Goal of the exercise
Gather every line from the rows below that contains the string "Posttest".

Given information

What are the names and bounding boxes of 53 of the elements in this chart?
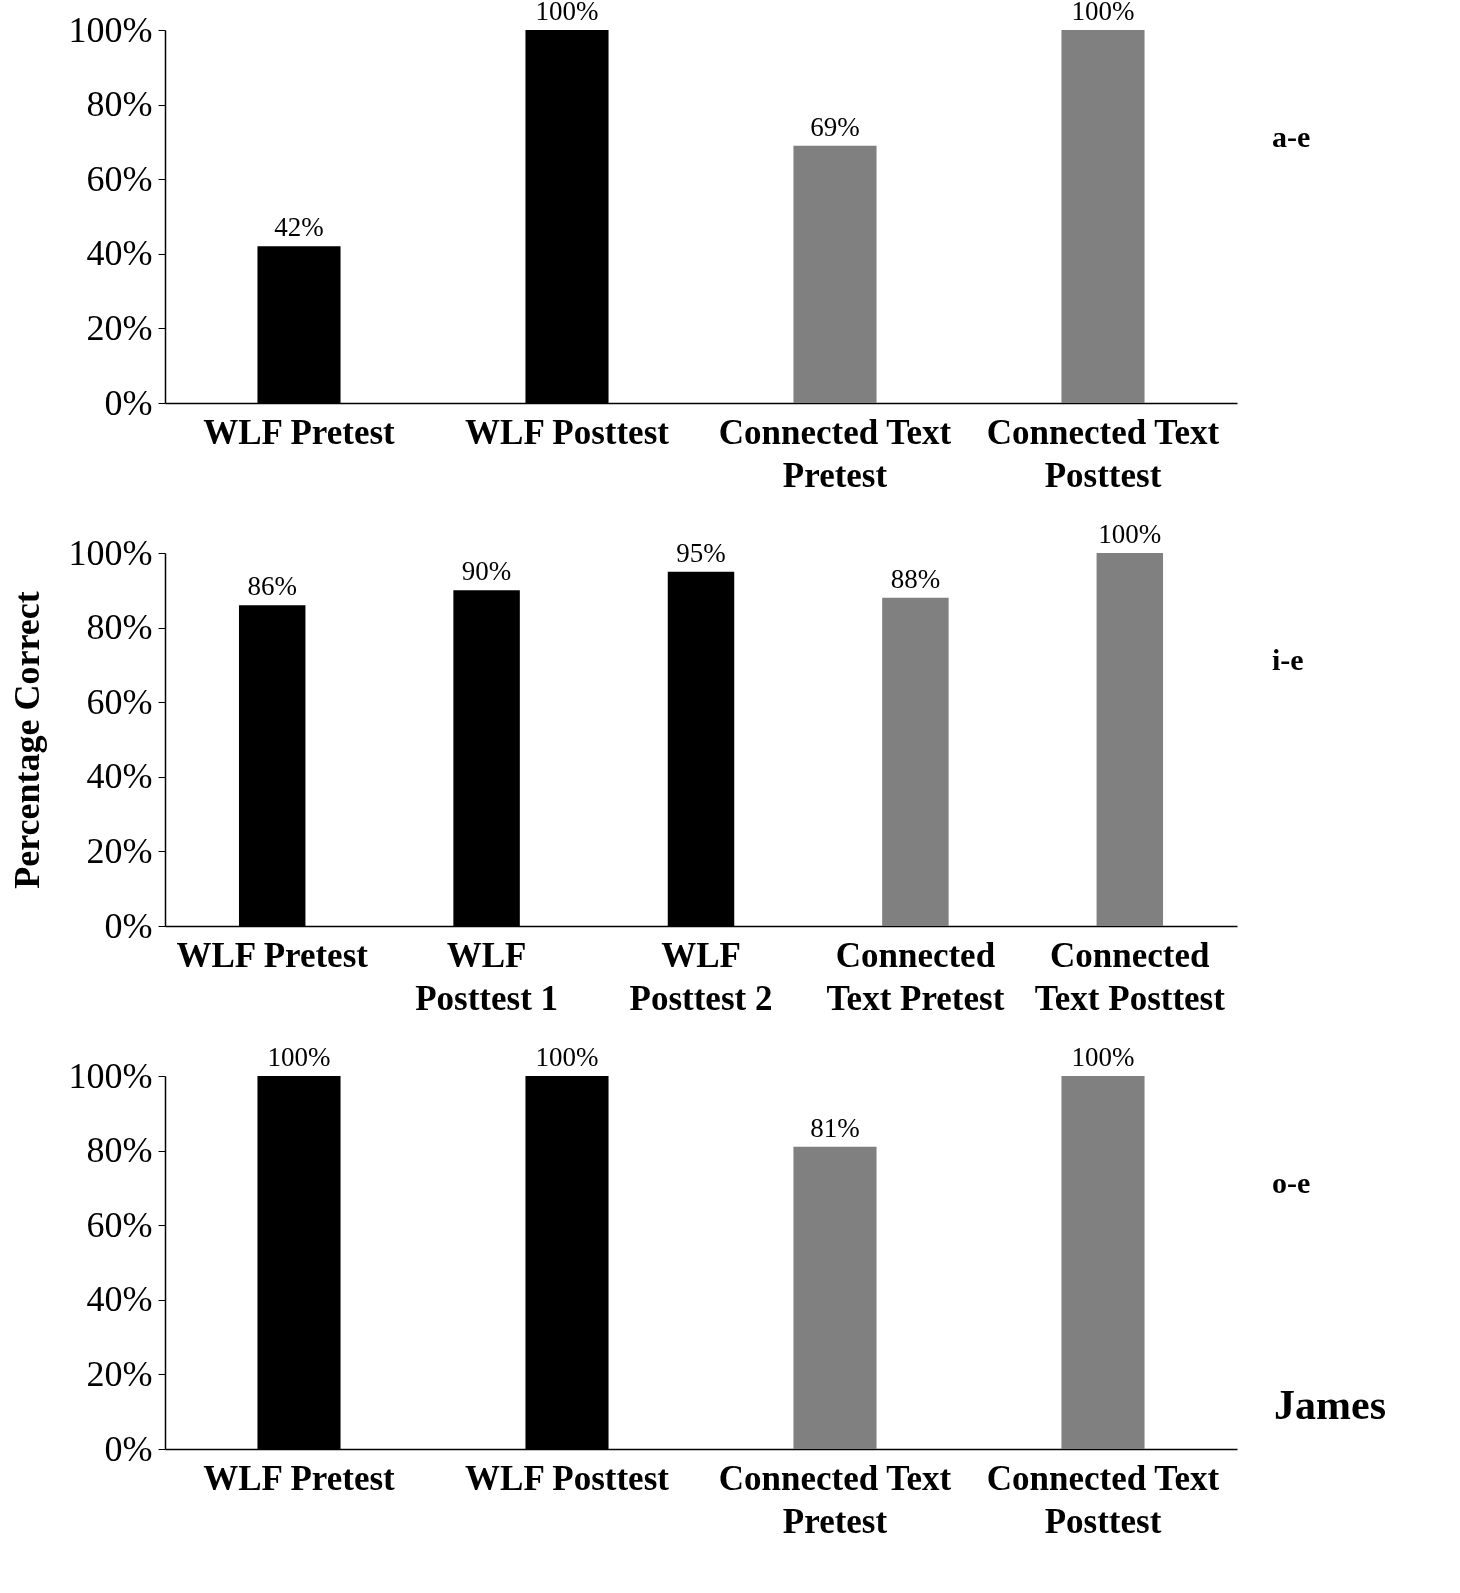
data-label: 81% [810,1112,860,1143]
x-tick-label: Connected Text Pretest [826,935,1005,1018]
text: a-e [1272,120,1311,154]
y-tick-label: 60% [86,681,153,722]
x-tick-label: Connected Text Pretest [718,412,952,495]
x-tick-label: Connected Text Posttest [1034,935,1226,1018]
y-tick-label: 0% [104,1428,153,1469]
data-label: 42% [274,212,324,243]
x-tick-label: WLF Pretest [203,412,396,452]
text: i-e [1272,643,1304,677]
x-tick-label: Connected Text Posttest [986,1458,1220,1541]
y-tick-label: 20% [86,307,153,348]
y-tick-label: 20% [86,1353,153,1394]
bar [1061,30,1145,403]
bar [882,597,949,926]
y-tick-label: 20% [86,830,153,871]
y-tick-label: 40% [86,233,153,274]
y-tick-label: 100% [68,1055,153,1096]
y-axis-title: Percentage Correct [6,591,47,889]
data-label: 100% [1071,1042,1135,1072]
data-label: 69% [810,111,860,142]
y-tick-label: 0% [104,905,153,946]
data-label: 95% [676,537,726,568]
x-tick-label: Connected Text Pretest [718,1458,952,1541]
y-tick-label: 100% [68,532,153,573]
y-tick-label: 80% [86,1130,153,1171]
text: James [1274,1382,1386,1428]
data-label: 90% [461,556,512,587]
data-label: 86% [247,571,297,602]
y-tick-label: 100% [68,9,153,50]
y-tick-label: 40% [86,756,153,797]
bar [793,145,877,403]
y-tick-label: 60% [86,158,153,199]
y-tick-label: 80% [86,84,153,125]
bar [1096,553,1164,926]
data-label: 100% [1098,519,1162,549]
x-tick-label: WLF Pretest [203,1458,396,1498]
x-tick-label: WLF Posttest 1 [415,935,559,1018]
data-label: 100% [267,1042,331,1072]
data-label: 100% [535,1042,599,1072]
x-tick-label: WLF Posttest [465,1458,670,1498]
x-tick-label: WLF Posttest [465,412,670,452]
x-tick-label: WLF Posttest 2 [629,935,773,1018]
text: o-e [1272,1166,1311,1200]
x-tick-label: Connected Text Posttest [986,412,1220,495]
x-tick-label: WLF Pretest [176,935,369,975]
y-tick-label: 80% [86,607,153,648]
y-tick-label: 40% [86,1279,153,1320]
y-tick-label: 60% [86,1204,153,1245]
data-label: 88% [890,563,941,594]
data-label: 100% [535,0,599,26]
data-label: 100% [1071,0,1135,26]
y-tick-label: 0% [104,382,153,423]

Finished task
x-tick-label: Connected Text Posttest [1034,935,1226,1018]
x-tick-label: Connected Text Posttest [986,1458,1220,1541]
x-tick-label: WLF Posttest 1 [415,935,559,1018]
x-tick-label: WLF Posttest [465,1458,670,1498]
x-tick-label: WLF Posttest [465,412,670,452]
x-tick-label: WLF Posttest 2 [629,935,773,1018]
x-tick-label: Connected Text Posttest [986,412,1220,495]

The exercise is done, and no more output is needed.